Saved entries.
────────────────────────────────────────

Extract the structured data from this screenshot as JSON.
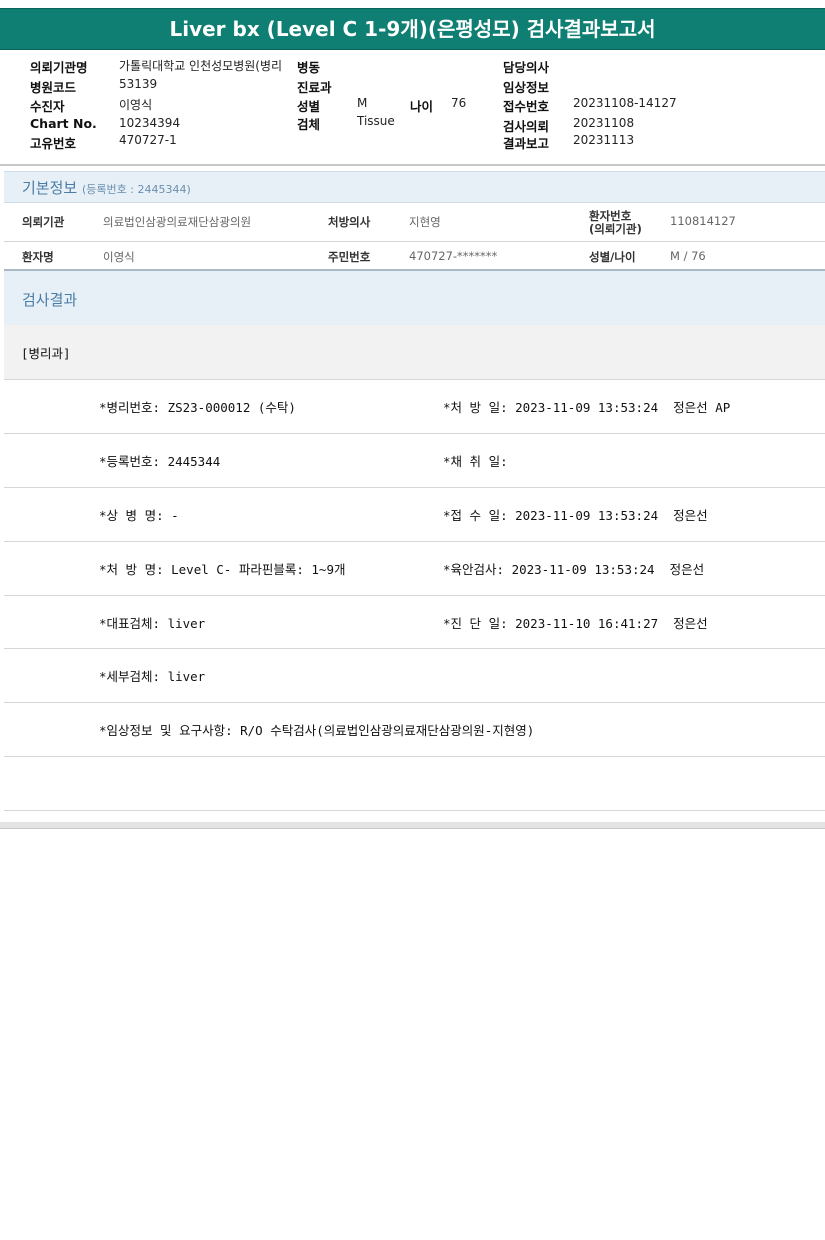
{
  "report": {
    "title": "Liver bx (Level C 1-9개)(은평성모) 검사결과보고서"
  },
  "header": {
    "institution_label": "의뢰기관명",
    "institution_value": "가톨릭대학교 인천성모병원(병리",
    "ward_label": "병동",
    "doctor_label": "담당의사",
    "hospital_code_label": "병원코드",
    "hospital_code_value": "53139",
    "dept_label": "진료과",
    "clinical_label": "임상정보",
    "patient_label": "수진자",
    "patient_value": "이영식",
    "sex_label": "성별",
    "sex_value": "M",
    "age_label": "나이",
    "age_value": "76",
    "receipt_label": "접수번호",
    "receipt_value": "20231108-14127",
    "chart_label": "Chart No.",
    "chart_value": "10234394",
    "specimen_label": "검체",
    "specimen_value": "Tissue",
    "request_label": "검사의뢰",
    "request_value": "20231108",
    "unique_label": "고유번호",
    "unique_value": "470727-1",
    "result_label": "결과보고",
    "result_value": "20231113"
  },
  "basic_info": {
    "title": "기본정보",
    "reg_note": "(등록번호 : 2445344)",
    "inst_label": "의뢰기관",
    "inst_value": "의료법인삼광의료재단삼광의원",
    "prescriber_label": "처방의사",
    "prescriber_value": "지현영",
    "patno_label_1": "환자번호",
    "patno_label_2": "(의뢰기관)",
    "patno_value": "110814127",
    "name_label": "환자명",
    "name_value": "이영식",
    "rrn_label": "주민번호",
    "rrn_value": "470727-*******",
    "sexage_label": "성별/나이",
    "sexage_value": "M / 76"
  },
  "results": {
    "title": "검사결과",
    "dept": "[병리과]",
    "rows": [
      {
        "left": "*병리번호: ZS23-000012 (수탁)",
        "right": "*처 방 일: 2023-11-09 13:53:24  정은선 AP"
      },
      {
        "left": "*등록번호: 2445344",
        "right": "*채 취 일:"
      },
      {
        "left": "*상 병 명: -",
        "right": "*접 수 일: 2023-11-09 13:53:24  정은선"
      },
      {
        "left": "*처 방 명: Level C- 파라핀블록: 1~9개",
        "right": "*육안검사: 2023-11-09 13:53:24  정은선"
      },
      {
        "left": "*대표검체: liver",
        "right": "*진 단 일: 2023-11-10 16:41:27  정은선"
      },
      {
        "left": "*세부검체: liver",
        "right": ""
      },
      {
        "left": "*임상정보 및 요구사항: R/O 수탁검사(의료법인삼광의료재단삼광의원-지현영)",
        "right": ""
      }
    ]
  }
}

────────────────────────────────────────

Exercise prompt.
Copy out each line of the data containing the string "등록번호".

Solved problem.
    "reg_note": "(등록번호 : 2445344)",
        "left": "*등록번호: 2445344",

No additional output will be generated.